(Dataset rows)

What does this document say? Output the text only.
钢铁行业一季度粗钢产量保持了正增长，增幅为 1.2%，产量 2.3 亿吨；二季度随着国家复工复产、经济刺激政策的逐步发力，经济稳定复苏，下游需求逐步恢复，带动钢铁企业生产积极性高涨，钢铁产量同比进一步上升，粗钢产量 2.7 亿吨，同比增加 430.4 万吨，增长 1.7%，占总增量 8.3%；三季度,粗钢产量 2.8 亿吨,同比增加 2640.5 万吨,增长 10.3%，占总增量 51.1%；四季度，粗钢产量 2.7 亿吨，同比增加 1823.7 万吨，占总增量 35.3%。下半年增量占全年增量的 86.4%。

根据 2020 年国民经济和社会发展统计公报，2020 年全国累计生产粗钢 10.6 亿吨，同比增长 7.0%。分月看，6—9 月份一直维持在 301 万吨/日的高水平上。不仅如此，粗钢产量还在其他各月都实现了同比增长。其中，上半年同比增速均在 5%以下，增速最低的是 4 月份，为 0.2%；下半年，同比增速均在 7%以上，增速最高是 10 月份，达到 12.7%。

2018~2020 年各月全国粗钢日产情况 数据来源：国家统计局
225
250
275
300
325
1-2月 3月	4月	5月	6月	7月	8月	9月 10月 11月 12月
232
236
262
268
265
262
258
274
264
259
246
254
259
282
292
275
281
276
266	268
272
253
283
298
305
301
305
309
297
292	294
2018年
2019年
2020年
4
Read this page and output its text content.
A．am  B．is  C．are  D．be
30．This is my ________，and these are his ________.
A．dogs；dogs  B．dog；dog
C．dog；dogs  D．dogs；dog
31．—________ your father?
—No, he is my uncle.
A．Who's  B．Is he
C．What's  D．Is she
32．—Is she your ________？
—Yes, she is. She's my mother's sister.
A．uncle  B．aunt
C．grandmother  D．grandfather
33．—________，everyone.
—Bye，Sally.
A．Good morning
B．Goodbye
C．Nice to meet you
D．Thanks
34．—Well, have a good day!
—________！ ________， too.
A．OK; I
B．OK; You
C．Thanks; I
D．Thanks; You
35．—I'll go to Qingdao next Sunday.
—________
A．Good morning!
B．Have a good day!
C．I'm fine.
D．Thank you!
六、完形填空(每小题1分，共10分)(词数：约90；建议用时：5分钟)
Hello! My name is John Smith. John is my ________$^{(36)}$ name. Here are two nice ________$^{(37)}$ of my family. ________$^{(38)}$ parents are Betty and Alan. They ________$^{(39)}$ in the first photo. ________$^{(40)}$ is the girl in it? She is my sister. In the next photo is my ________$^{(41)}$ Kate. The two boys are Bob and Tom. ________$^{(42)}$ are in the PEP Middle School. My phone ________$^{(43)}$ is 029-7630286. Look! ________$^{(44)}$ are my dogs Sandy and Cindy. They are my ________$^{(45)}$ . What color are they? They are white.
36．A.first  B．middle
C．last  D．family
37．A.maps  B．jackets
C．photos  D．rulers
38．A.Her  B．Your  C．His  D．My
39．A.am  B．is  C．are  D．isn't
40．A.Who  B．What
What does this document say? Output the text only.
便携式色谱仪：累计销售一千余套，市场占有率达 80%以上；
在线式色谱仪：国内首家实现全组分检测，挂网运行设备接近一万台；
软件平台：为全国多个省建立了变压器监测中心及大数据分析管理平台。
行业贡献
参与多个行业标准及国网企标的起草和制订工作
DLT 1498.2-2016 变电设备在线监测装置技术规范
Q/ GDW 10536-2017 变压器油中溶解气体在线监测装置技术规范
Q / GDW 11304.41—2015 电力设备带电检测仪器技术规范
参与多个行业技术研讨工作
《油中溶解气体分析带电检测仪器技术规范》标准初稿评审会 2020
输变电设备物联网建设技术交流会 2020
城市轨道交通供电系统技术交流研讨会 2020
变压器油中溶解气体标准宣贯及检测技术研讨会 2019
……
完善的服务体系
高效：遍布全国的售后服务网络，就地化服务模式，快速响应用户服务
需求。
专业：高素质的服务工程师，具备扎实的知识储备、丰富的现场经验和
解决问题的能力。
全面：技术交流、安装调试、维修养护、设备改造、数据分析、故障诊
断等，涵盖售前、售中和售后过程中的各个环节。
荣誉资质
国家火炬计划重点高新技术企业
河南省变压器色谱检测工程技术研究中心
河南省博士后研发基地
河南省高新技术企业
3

- **Problem requirements**: Copy out all of the lines above exactly.

- **Answer below**:
What does this document say? Output the text only.
钢铁行业一季度粗钢产量保持了正增长，增幅为 1.2%，产量 2.3 亿吨；二季度随着国家复工复产、经济刺激政策的逐步发力，经济稳定复苏，下游需求逐步恢复，带动钢铁企业生产积极性高涨，钢铁产量同比进一步上升，粗钢产量 2.7 亿吨，同比增加 430.4 万吨，增长 1.7%，占总增量 8.3%；三季度,粗钢产量 2.8 亿吨,同比增加 2640.5 万吨,增长 10.3%，占总增量 51.1%；四季度，粗钢产量 2.7 亿吨，同比增加 1823.7 万吨，占总增量 35.3%。下半年增量占全年增量的 86.4%。

根据 2020 年国民经济和社会发展统计公报，2020 年全国累计生产粗钢 10.6 亿吨，同比增长 7.0%。分月看，6—9 月份一直维持在 301 万吨/日的高水平上。不仅如此，粗钢产量还在其他各月都实现了同比增长。其中，上半年同比增速均在 5%以下，增速最低的是 4 月份，为 0.2%；下半年，同比增速均在 7%以上，增速最高是 10 月份，达到 12.7%。

2018~2020 年各月全国粗钢日产情况 数据来源：国家统计局
225
250
275
300
325
1-2月 3月	4月	5月	6月	7月	8月	9月 10月 11月 12月
232
236
262
268
265
262
258
274
264
259
246
254
259
282
292
275
281
276
266	268
272
253
283
298
305
301
305
309
297
292	294
2018年
2019年
2020年
4
Read this page and output its text content.
A．am  B．is  C．are  D．be
30．This is my ________，and these are his ________.
A．dogs；dogs  B．dog；dog
C．dog；dogs  D．dogs；dog
31．—________ your father?
—No, he is my uncle.
A．Who's  B．Is he
C．What's  D．Is she
32．—Is she your ________？
—Yes, she is. She's my mother's sister.
A．uncle  B．aunt
C．grandmother  D．grandfather
33．—________，everyone.
—Bye，Sally.
A．Good morning
B．Goodbye
C．Nice to meet you
D．Thanks
34．—Well, have a good day!
—________！ ________， too.
A．OK; I
B．OK; You
C．Thanks; I
D．Thanks; You
35．—I'll go to Qingdao next Sunday.
—________
A．Good morning!
B．Have a good day!
C．I'm fine.
D．Thank you!
六、完形填空(每小题1分，共10分)(词数：约90；建议用时：5分钟)
Hello! My name is John Smith. John is my ________$^{(36)}$ name. Here are two nice ________$^{(37)}$ of my family. ________$^{(38)}$ parents are Betty and Alan. They ________$^{(39)}$ in the first photo. ________$^{(40)}$ is the girl in it? She is my sister. In the next photo is my ________$^{(41)}$ Kate. The two boys are Bob and Tom. ________$^{(42)}$ are in the PEP Middle School. My phone ________$^{(43)}$ is 029-7630286. Look! ________$^{(44)}$ are my dogs Sandy and Cindy. They are my ________$^{(45)}$ . What color are they? They are white.
36．A.first  B．middle
C．last  D．family
37．A.maps  B．jackets
C．photos  D．rulers
38．A.Her  B．Your  C．His  D．My
39．A.am  B．is  C．are  D．isn't
40．A.Who  B．What
What does this document say? Output the text only.
便携式色谱仪：累计销售一千余套，市场占有率达 80%以上；
在线式色谱仪：国内首家实现全组分检测，挂网运行设备接近一万台；
软件平台：为全国多个省建立了变压器监测中心及大数据分析管理平台。
行业贡献
参与多个行业标准及国网企标的起草和制订工作
DLT 1498.2-2016 变电设备在线监测装置技术规范
Q/ GDW 10536-2017 变压器油中溶解气体在线监测装置技术规范
Q / GDW 11304.41—2015 电力设备带电检测仪器技术规范
参与多个行业技术研讨工作
《油中溶解气体分析带电检测仪器技术规范》标准初稿评审会 2020
输变电设备物联网建设技术交流会 2020
城市轨道交通供电系统技术交流研讨会 2020
变压器油中溶解气体标准宣贯及检测技术研讨会 2019
……
完善的服务体系
高效：遍布全国的售后服务网络，就地化服务模式，快速响应用户服务
需求。
专业：高素质的服务工程师，具备扎实的知识储备、丰富的现场经验和
解决问题的能力。
全面：技术交流、安装调试、维修养护、设备改造、数据分析、故障诊
断等，涵盖售前、售中和售后过程中的各个环节。
荣誉资质
国家火炬计划重点高新技术企业
河南省变压器色谱检测工程技术研究中心
河南省博士后研发基地
河南省高新技术企业
3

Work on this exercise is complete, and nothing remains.